■ Records provided:
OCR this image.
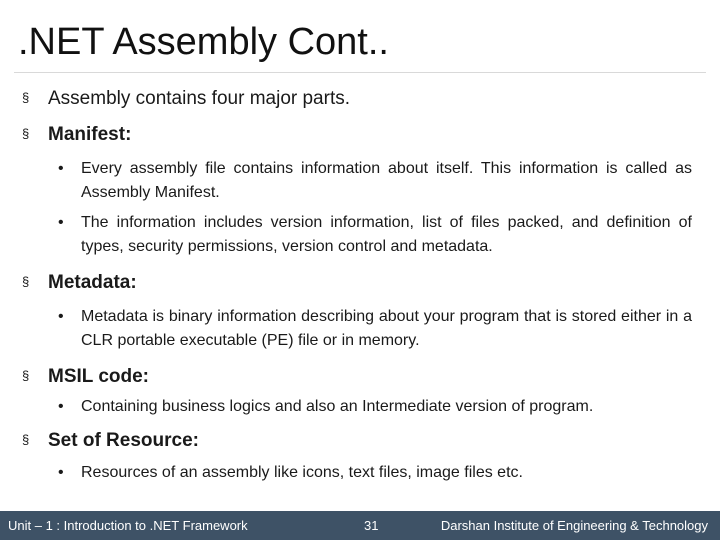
.NET Assembly Cont..
§ Assembly contains four major parts.
§ Manifest:
• Every assembly file contains information about itself. This information is called as Assembly Manifest.
• The information includes version information, list of files packed, and definition of types, security permissions, version control and metadata.
§ Metadata:
• Metadata is binary information describing about your program that is stored either in a CLR portable executable (PE) file or in memory.
§ MSIL code:
• Containing business logics and also an Intermediate version of program.
§ Set of Resource:
• Resources of an assembly like icons, text files, image files etc.
Unit – 1 : Introduction to .NET Framework	31	Darshan Institute of Engineering & Technology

■ Work to complete: Copy the records exactly as they appear, excluding images.

■ Exercise result:
OCR this image.
.NET Assembly Cont..
§ Assembly contains four major parts.
§ Manifest:
• Every assembly file contains information about itself. This information is called as Assembly Manifest.
• The information includes version information, list of files packed, and definition of types, security permissions, version control and metadata.
§ Metadata:
• Metadata is binary information describing about your program that is stored either in a CLR portable executable (PE) file or in memory.
§ MSIL code:
• Containing business logics and also an Intermediate version of program.
§ Set of Resource:
• Resources of an assembly like icons, text files, image files etc.
Unit – 1 : Introduction to .NET Framework	31	Darshan Institute of Engineering & Technology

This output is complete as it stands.